[Recorded data]
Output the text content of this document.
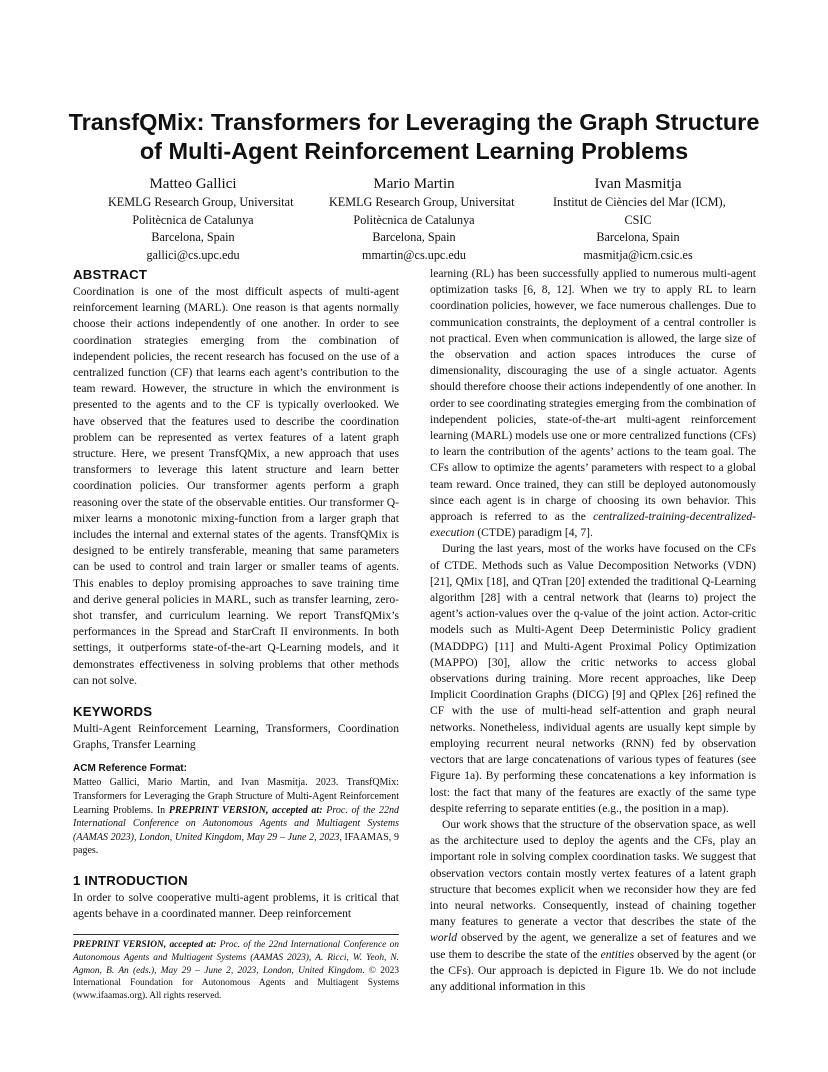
TransfQMix: Transformers for Leveraging the Graph Structure of Multi-Agent Reinforcement Learning Problems
Matteo Gallici
KEMLG Research Group, Universitat
Politècnica de Catalunya
Barcelona, Spain
gallici@cs.upc.edu
Mario Martin
KEMLG Research Group, Universitat
Politècnica de Catalunya
Barcelona, Spain
mmartin@cs.upc.edu
Ivan Masmitja
Institut de Ciències del Mar (ICM),
CSIC
Barcelona, Spain
masmitja@icm.csic.es
ABSTRACT

Coordination is one of the most difficult aspects of multi-agent reinforcement learning (MARL). One reason is that agents normally choose their actions independently of one another. In order to see coordination strategies emerging from the combination of independent policies, the recent research has focused on the use of a centralized function (CF) that learns each agent’s contribution to the team reward. However, the structure in which the environment is presented to the agents and to the CF is typically overlooked. We have observed that the features used to describe the coordination problem can be represented as vertex features of a latent graph structure. Here, we present TransfQMix, a new approach that uses transformers to leverage this latent structure and learn better coordination policies. Our transformer agents perform a graph reasoning over the state of the observable entities. Our transformer Q-mixer learns a monotonic mixing-function from a larger graph that includes the internal and external states of the agents. TransfQMix is designed to be entirely transferable, meaning that same parameters can be used to control and train larger or smaller teams of agents. This enables to deploy promising approaches to save training time and derive general policies in MARL, such as transfer learning, zero-shot transfer, and curriculum learning. We report TransfQMix’s performances in the Spread and StarCraft II environments. In both settings, it outperforms state-of-the-art Q-Learning models, and it demonstrates effectiveness in solving problems that other methods can not solve.

KEYWORDS

Multi-Agent Reinforcement Learning, Transformers, Coordination Graphs, Transfer Learning

ACM Reference Format:

Matteo Gallici, Mario Martin, and Ivan Masmitja. 2023. TransfQMix: Transformers for Leveraging the Graph Structure of Multi-Agent Reinforcement Learning Problems. In PREPRINT VERSION, accepted at: Proc. of the 22nd International Conference on Autonomous Agents and Multiagent Systems (AAMAS 2023), London, United Kingdom, May 29 – June 2, 2023, IFAAMAS, 9 pages.

1 INTRODUCTION

In order to solve cooperative multi-agent problems, it is critical that agents behave in a coordinated manner. Deep reinforcement

PREPRINT VERSION, accepted at: Proc. of the 22nd International Conference on Autonomous Agents and Multiagent Systems (AAMAS 2023), A. Ricci, W. Yeoh, N. Agmon, B. An (eds.), May 29 – June 2, 2023, London, United Kingdom. © 2023 International Foundation for Autonomous Agents and Multiagent Systems (www.ifaamas.org). All rights reserved.

learning (RL) has been successfully applied to numerous multi-agent optimization tasks [6, 8, 12]. When we try to apply RL to learn coordination policies, however, we face numerous challenges. Due to communication constraints, the deployment of a central controller is not practical. Even when communication is allowed, the large size of the observation and action spaces introduces the curse of dimensionality, discouraging the use of a single actuator. Agents should therefore choose their actions independently of one another. In order to see coordinating strategies emerging from the combination of independent policies, state-of-the-art multi-agent reinforcement learning (MARL) models use one or more centralized functions (CFs) to learn the contribution of the agents’ actions to the team goal. The CFs allow to optimize the agents’ parameters with respect to a global team reward. Once trained, they can still be deployed autonomously since each agent is in charge of choosing its own behavior. This approach is referred to as the centralized-training-decentralized-execution (CTDE) paradigm [4, 7].

During the last years, most of the works have focused on the CFs of CTDE. Methods such as Value Decomposition Networks (VDN) [21], QMix [18], and QTran [20] extended the traditional Q-Learning algorithm [28] with a central network that (learns to) project the agent’s action-values over the q-value of the joint action. Actor-critic models such as Multi-Agent Deep Deterministic Policy gradient (MADDPG) [11] and Multi-Agent Proximal Policy Optimization (MAPPO) [30], allow the critic networks to access global observations during training. More recent approaches, like Deep Implicit Coordination Graphs (DICG) [9] and QPlex [26] refined the CF with the use of multi-head self-attention and graph neural networks. Nonetheless, individual agents are usually kept simple by employing recurrent neural networks (RNN) fed by observation vectors that are large concatenations of various types of features (see Figure 1a). By performing these concatenations a key information is lost: the fact that many of the features are exactly of the same type despite referring to separate entities (e.g., the position in a map).

Our work shows that the structure of the observation space, as well as the architecture used to deploy the agents and the CFs, play an important role in solving complex coordination tasks. We suggest that observation vectors contain mostly vertex features of a latent graph structure that becomes explicit when we reconsider how they are fed into neural networks. Consequently, instead of chaining together many features to generate a vector that describes the state of the world observed by the agent, we generalize a set of features and we use them to describe the state of the entities observed by the agent (or the CFs). Our approach is depicted in Figure 1b. We do not include any additional information in this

- **AIM**
Each entry should be repeated exactly as it appears; the pictures stay out.

- **REPLY**
Output the text content of this document.
TransfQMix: Transformers for Leveraging the Graph Structure of Multi-Agent Reinforcement Learning Problems
Matteo Gallici
KEMLG Research Group, Universitat
Politècnica de Catalunya
Barcelona, Spain
gallici@cs.upc.edu
Mario Martin
KEMLG Research Group, Universitat
Politècnica de Catalunya
Barcelona, Spain
mmartin@cs.upc.edu
Ivan Masmitja
Institut de Ciències del Mar (ICM),
CSIC
Barcelona, Spain
masmitja@icm.csic.es
ABSTRACT

Coordination is one of the most difficult aspects of multi-agent reinforcement learning (MARL). One reason is that agents normally choose their actions independently of one another. In order to see coordination strategies emerging from the combination of independent policies, the recent research has focused on the use of a centralized function (CF) that learns each agent’s contribution to the team reward. However, the structure in which the environment is presented to the agents and to the CF is typically overlooked. We have observed that the features used to describe the coordination problem can be represented as vertex features of a latent graph structure. Here, we present TransfQMix, a new approach that uses transformers to leverage this latent structure and learn better coordination policies. Our transformer agents perform a graph reasoning over the state of the observable entities. Our transformer Q-mixer learns a monotonic mixing-function from a larger graph that includes the internal and external states of the agents. TransfQMix is designed to be entirely transferable, meaning that same parameters can be used to control and train larger or smaller teams of agents. This enables to deploy promising approaches to save training time and derive general policies in MARL, such as transfer learning, zero-shot transfer, and curriculum learning. We report TransfQMix’s performances in the Spread and StarCraft II environments. In both settings, it outperforms state-of-the-art Q-Learning models, and it demonstrates effectiveness in solving problems that other methods can not solve.

KEYWORDS

Multi-Agent Reinforcement Learning, Transformers, Coordination Graphs, Transfer Learning

ACM Reference Format:

Matteo Gallici, Mario Martin, and Ivan Masmitja. 2023. TransfQMix: Transformers for Leveraging the Graph Structure of Multi-Agent Reinforcement Learning Problems. In PREPRINT VERSION, accepted at: Proc. of the 22nd International Conference on Autonomous Agents and Multiagent Systems (AAMAS 2023), London, United Kingdom, May 29 – June 2, 2023, IFAAMAS, 9 pages.

1 INTRODUCTION

In order to solve cooperative multi-agent problems, it is critical that agents behave in a coordinated manner. Deep reinforcement

PREPRINT VERSION, accepted at: Proc. of the 22nd International Conference on Autonomous Agents and Multiagent Systems (AAMAS 2023), A. Ricci, W. Yeoh, N. Agmon, B. An (eds.), May 29 – June 2, 2023, London, United Kingdom. © 2023 International Foundation for Autonomous Agents and Multiagent Systems (www.ifaamas.org). All rights reserved.

learning (RL) has been successfully applied to numerous multi-agent optimization tasks [6, 8, 12]. When we try to apply RL to learn coordination policies, however, we face numerous challenges. Due to communication constraints, the deployment of a central controller is not practical. Even when communication is allowed, the large size of the observation and action spaces introduces the curse of dimensionality, discouraging the use of a single actuator. Agents should therefore choose their actions independently of one another. In order to see coordinating strategies emerging from the combination of independent policies, state-of-the-art multi-agent reinforcement learning (MARL) models use one or more centralized functions (CFs) to learn the contribution of the agents’ actions to the team goal. The CFs allow to optimize the agents’ parameters with respect to a global team reward. Once trained, they can still be deployed autonomously since each agent is in charge of choosing its own behavior. This approach is referred to as the centralized-training-decentralized-execution (CTDE) paradigm [4, 7].

During the last years, most of the works have focused on the CFs of CTDE. Methods such as Value Decomposition Networks (VDN) [21], QMix [18], and QTran [20] extended the traditional Q-Learning algorithm [28] with a central network that (learns to) project the agent’s action-values over the q-value of the joint action. Actor-critic models such as Multi-Agent Deep Deterministic Policy gradient (MADDPG) [11] and Multi-Agent Proximal Policy Optimization (MAPPO) [30], allow the critic networks to access global observations during training. More recent approaches, like Deep Implicit Coordination Graphs (DICG) [9] and QPlex [26] refined the CF with the use of multi-head self-attention and graph neural networks. Nonetheless, individual agents are usually kept simple by employing recurrent neural networks (RNN) fed by observation vectors that are large concatenations of various types of features (see Figure 1a). By performing these concatenations a key information is lost: the fact that many of the features are exactly of the same type despite referring to separate entities (e.g., the position in a map).

Our work shows that the structure of the observation space, as well as the architecture used to deploy the agents and the CFs, play an important role in solving complex coordination tasks. We suggest that observation vectors contain mostly vertex features of a latent graph structure that becomes explicit when we reconsider how they are fed into neural networks. Consequently, instead of chaining together many features to generate a vector that describes the state of the world observed by the agent, we generalize a set of features and we use them to describe the state of the entities observed by the agent (or the CFs). Our approach is depicted in Figure 1b. We do not include any additional information in this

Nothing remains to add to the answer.